**Exercise details:**
Lift out all lines below that contain "this".

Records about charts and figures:
━━━━━━━━━━

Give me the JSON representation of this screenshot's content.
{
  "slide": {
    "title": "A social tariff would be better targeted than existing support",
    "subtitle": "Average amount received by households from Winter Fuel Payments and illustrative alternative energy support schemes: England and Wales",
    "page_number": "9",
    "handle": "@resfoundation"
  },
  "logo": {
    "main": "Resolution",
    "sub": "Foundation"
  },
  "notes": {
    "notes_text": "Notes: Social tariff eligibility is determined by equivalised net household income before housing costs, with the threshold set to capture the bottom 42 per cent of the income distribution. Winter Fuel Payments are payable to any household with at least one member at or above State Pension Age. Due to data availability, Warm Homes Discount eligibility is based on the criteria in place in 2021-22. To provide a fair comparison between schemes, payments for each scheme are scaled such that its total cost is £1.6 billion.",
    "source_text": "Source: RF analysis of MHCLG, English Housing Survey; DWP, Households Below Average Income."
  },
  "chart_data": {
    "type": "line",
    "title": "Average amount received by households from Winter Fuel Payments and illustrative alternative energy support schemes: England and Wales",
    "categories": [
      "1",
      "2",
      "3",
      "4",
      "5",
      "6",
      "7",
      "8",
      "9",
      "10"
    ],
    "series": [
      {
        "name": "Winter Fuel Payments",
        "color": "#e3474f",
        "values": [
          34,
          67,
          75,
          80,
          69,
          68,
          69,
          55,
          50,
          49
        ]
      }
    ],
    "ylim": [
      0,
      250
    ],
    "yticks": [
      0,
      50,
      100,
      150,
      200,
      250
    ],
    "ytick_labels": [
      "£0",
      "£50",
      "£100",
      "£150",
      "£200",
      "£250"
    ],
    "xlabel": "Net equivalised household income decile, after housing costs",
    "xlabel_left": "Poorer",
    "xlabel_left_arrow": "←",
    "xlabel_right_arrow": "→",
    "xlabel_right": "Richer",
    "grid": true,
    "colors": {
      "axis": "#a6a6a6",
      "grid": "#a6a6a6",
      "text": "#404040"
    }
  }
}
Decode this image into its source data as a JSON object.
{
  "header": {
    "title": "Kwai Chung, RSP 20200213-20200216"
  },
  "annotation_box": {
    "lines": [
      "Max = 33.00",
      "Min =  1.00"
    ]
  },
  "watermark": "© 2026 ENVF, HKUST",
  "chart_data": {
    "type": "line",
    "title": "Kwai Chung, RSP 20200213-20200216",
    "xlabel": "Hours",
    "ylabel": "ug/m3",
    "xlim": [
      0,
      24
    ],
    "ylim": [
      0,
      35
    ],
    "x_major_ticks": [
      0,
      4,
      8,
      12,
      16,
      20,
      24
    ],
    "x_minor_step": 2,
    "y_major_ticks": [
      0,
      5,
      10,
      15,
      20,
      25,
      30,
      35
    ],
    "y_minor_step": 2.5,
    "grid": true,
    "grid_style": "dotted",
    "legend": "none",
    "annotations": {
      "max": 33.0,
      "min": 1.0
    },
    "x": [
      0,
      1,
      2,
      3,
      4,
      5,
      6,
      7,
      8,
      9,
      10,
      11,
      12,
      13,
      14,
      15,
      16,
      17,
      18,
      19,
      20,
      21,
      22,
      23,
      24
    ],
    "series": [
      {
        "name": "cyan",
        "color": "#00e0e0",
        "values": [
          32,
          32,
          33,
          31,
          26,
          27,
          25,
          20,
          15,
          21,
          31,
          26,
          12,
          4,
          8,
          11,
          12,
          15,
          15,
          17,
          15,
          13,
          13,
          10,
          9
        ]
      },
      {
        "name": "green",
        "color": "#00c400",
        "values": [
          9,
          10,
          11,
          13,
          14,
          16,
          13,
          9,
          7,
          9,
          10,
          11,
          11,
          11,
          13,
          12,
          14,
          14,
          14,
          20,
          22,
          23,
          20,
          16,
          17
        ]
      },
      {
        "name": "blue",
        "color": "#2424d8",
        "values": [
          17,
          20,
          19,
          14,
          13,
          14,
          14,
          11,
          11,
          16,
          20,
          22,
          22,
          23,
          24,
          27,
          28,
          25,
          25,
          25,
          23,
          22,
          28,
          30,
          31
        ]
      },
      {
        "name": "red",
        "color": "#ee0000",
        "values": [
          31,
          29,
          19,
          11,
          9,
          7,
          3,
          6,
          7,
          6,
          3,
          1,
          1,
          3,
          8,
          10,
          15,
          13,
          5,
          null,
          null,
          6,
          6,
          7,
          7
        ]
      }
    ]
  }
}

━━━━━━━━━━

**Worked answer:**
Give me the JSON representation of this screenshot's content.
Decode this image into its source data as a JSON object.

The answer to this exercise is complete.